Problem description: Update the entries starting at the line containing "Itemize the components" and ending at the line containing "clock-in-location: Clocked in" by replacing "Clocked in" with "Checked in" and keeping everything else the same. Return only those lines, without the picture.

Data section:
[Start]
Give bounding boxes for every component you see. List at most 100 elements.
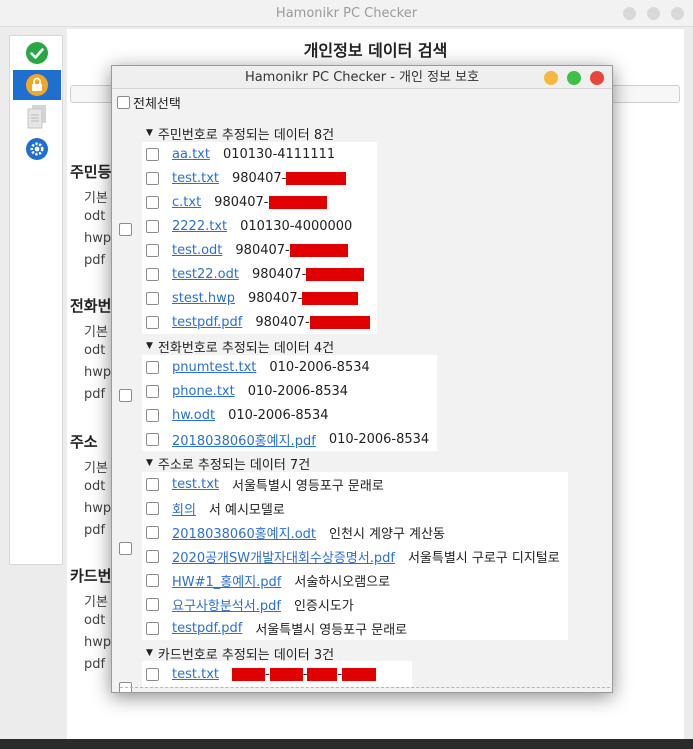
[End]
[Start]
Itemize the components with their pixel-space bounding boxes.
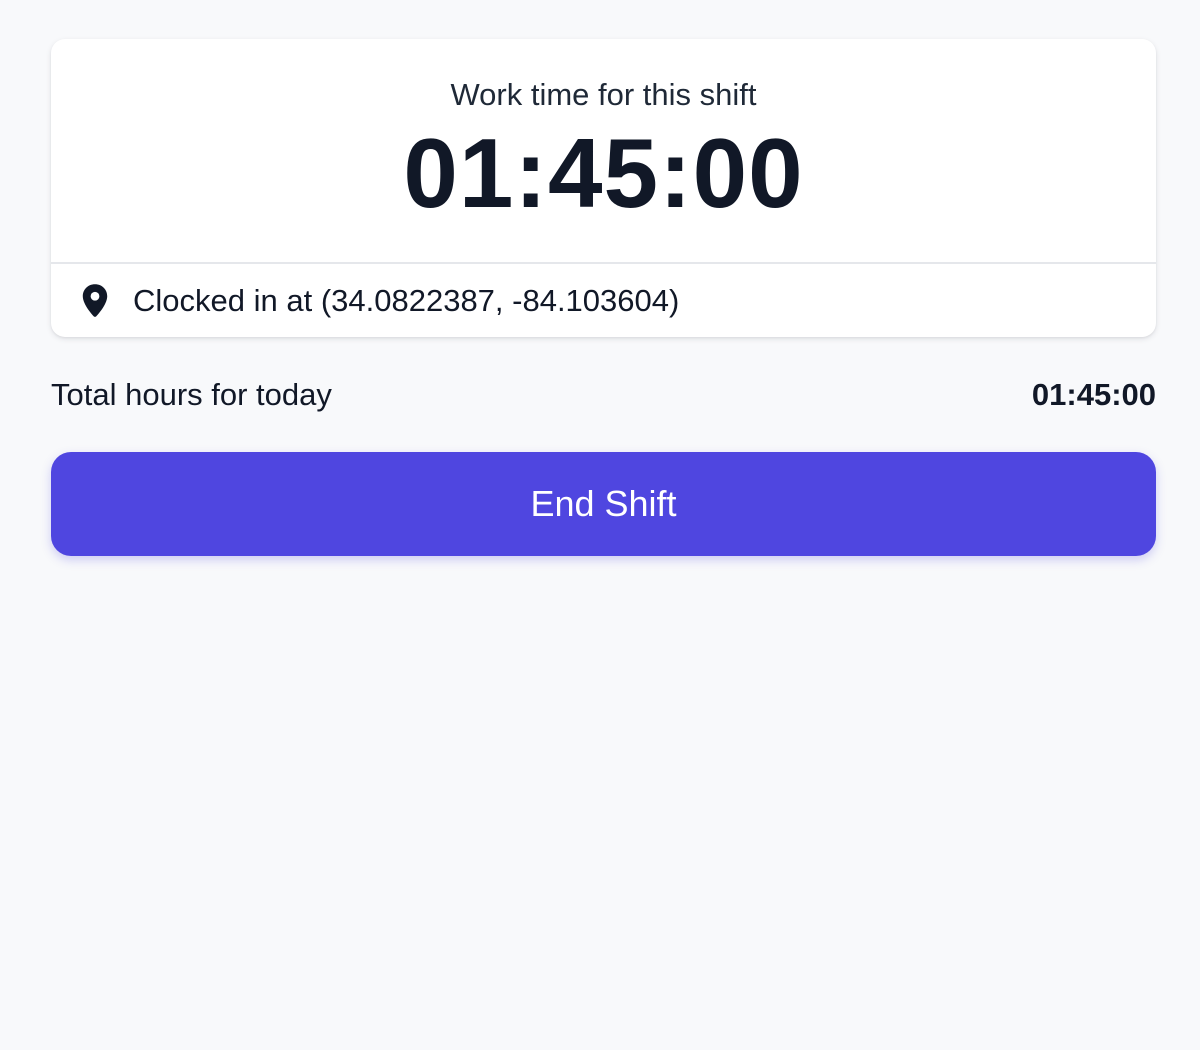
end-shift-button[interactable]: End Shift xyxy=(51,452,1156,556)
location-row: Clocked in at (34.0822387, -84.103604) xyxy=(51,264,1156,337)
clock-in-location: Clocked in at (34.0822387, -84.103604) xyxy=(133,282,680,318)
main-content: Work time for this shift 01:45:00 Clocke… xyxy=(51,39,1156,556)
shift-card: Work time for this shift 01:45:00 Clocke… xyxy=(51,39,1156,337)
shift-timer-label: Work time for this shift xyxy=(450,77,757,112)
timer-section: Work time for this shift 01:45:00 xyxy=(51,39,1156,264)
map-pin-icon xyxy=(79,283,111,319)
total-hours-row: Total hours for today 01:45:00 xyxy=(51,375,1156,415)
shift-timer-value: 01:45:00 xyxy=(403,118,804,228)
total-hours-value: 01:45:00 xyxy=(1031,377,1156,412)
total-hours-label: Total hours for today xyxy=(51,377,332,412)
[End]
Answer to the task:
Itemize the components with their pixel-space bounding boxes.
end-shift-button[interactable]: End Shift xyxy=(51,452,1156,556)
location-row: Checked in at (34.0822387, -84.103604) xyxy=(51,264,1156,337)
clock-in-location: Checked in at (34.0822387, -84.103604) xyxy=(133,282,680,318)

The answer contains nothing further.